Request
Write out the whole of the material exactly.

Task material
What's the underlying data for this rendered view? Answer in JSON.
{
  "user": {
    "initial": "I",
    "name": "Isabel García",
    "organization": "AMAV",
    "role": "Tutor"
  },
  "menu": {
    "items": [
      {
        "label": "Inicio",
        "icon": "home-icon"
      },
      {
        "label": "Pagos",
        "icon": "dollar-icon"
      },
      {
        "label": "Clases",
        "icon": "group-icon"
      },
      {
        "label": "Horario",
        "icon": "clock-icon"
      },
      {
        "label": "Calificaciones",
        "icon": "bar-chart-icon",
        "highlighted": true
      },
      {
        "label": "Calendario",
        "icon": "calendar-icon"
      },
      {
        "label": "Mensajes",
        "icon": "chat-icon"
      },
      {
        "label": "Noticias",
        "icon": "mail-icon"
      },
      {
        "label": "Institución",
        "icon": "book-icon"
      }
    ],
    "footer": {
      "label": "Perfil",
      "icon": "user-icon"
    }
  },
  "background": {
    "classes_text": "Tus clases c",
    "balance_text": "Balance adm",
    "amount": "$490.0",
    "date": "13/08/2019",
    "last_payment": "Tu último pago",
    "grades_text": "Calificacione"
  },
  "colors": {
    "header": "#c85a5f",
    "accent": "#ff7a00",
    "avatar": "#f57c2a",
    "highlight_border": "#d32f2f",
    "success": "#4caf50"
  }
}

Result
What's the underlying data for this rendered view? Answer in JSON.
{
  "user": {
    "initial": "I",
    "name": "Isabel García",
    "organization": "AMAV",
    "role": "Tutor"
  },
  "menu": {
    "items": [
      {
        "label": "Inicio",
        "icon": "home-icon"
      },
      {
        "label": "Pagos",
        "icon": "dollar-icon"
      },
      {
        "label": "Clases",
        "icon": "group-icon"
      },
      {
        "label": "Horario",
        "icon": "clock-icon"
      },
      {
        "label": "Calificaciones",
        "icon": "bar-chart-icon",
        "highlighted": true
      },
      {
        "label": "Calendario",
        "icon": "calendar-icon"
      },
      {
        "label": "Mensajes",
        "icon": "chat-icon"
      },
      {
        "label": "Noticias",
        "icon": "mail-icon"
      },
      {
        "label": "Institución",
        "icon": "book-icon"
      }
    ],
    "footer": {
      "label": "Perfil",
      "icon": "user-icon"
    }
  },
  "background": {
    "classes_text": "Tus clases c",
    "balance_text": "Balance adm",
    "amount": "$490.0",
    "date": "13/08/2019",
    "last_payment": "Tu último pago",
    "grades_text": "Calificacione"
  },
  "colors": {
    "header": "#c85a5f",
    "accent": "#ff7a00",
    "avatar": "#f57c2a",
    "highlight_border": "#d32f2f",
    "success": "#4caf50"
  }
}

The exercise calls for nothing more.